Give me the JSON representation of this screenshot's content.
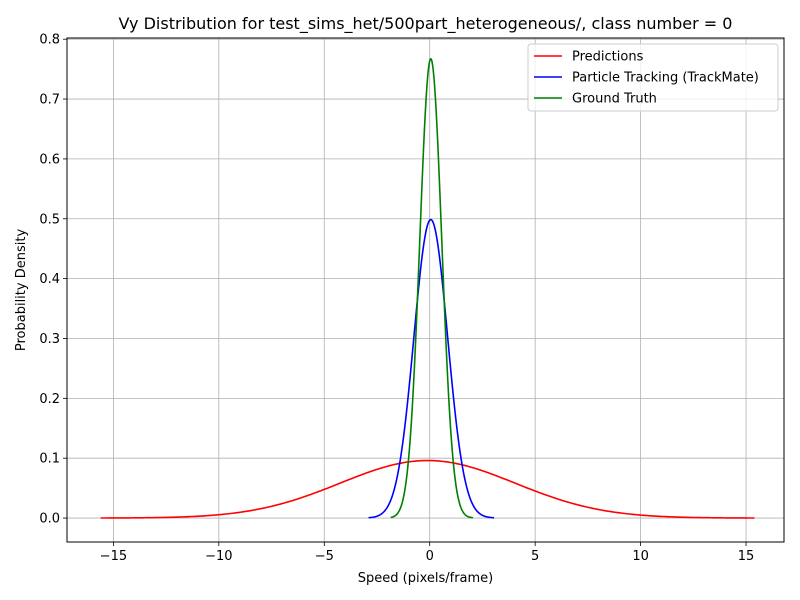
{
  "chart_data": {
    "type": "line",
    "title": "Vy Distribution for test_sims_het/500part_heterogeneous/, class number = 0",
    "xlabel": "Speed (pixels/frame)",
    "ylabel": "Probability Density",
    "xlim": [
      -17.2,
      16.8
    ],
    "ylim": [
      -0.04,
      0.802
    ],
    "xticks": [
      -15,
      -10,
      -5,
      0,
      5,
      10,
      15
    ],
    "xtick_labels": [
      "−15",
      "−10",
      "−5",
      "0",
      "5",
      "10",
      "15"
    ],
    "yticks": [
      0.0,
      0.1,
      0.2,
      0.3,
      0.4,
      0.5,
      0.6,
      0.7,
      0.8
    ],
    "ytick_labels": [
      "0.0",
      "0.1",
      "0.2",
      "0.3",
      "0.4",
      "0.5",
      "0.6",
      "0.7",
      "0.8"
    ],
    "grid": true,
    "legend_position": "top-right",
    "series": [
      {
        "name": "Predictions",
        "color": "#ff0000",
        "mean": -0.1,
        "std": 4.15,
        "x_range": [
          -15.6,
          15.4
        ]
      },
      {
        "name": "Particle Tracking (TrackMate)",
        "color": "#0000ff",
        "mean": 0.05,
        "std": 0.8,
        "x_range": [
          -2.9,
          3.05
        ]
      },
      {
        "name": "Ground Truth",
        "color": "#008000",
        "mean": 0.05,
        "std": 0.52,
        "x_range": [
          -1.85,
          2.05
        ]
      }
    ]
  }
}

·····

Go over the data above and copy every line that has the word "name" in it.

        "name": "Predictions",
        "name": "Particle Tracking (TrackMate)",
        "name": "Ground Truth",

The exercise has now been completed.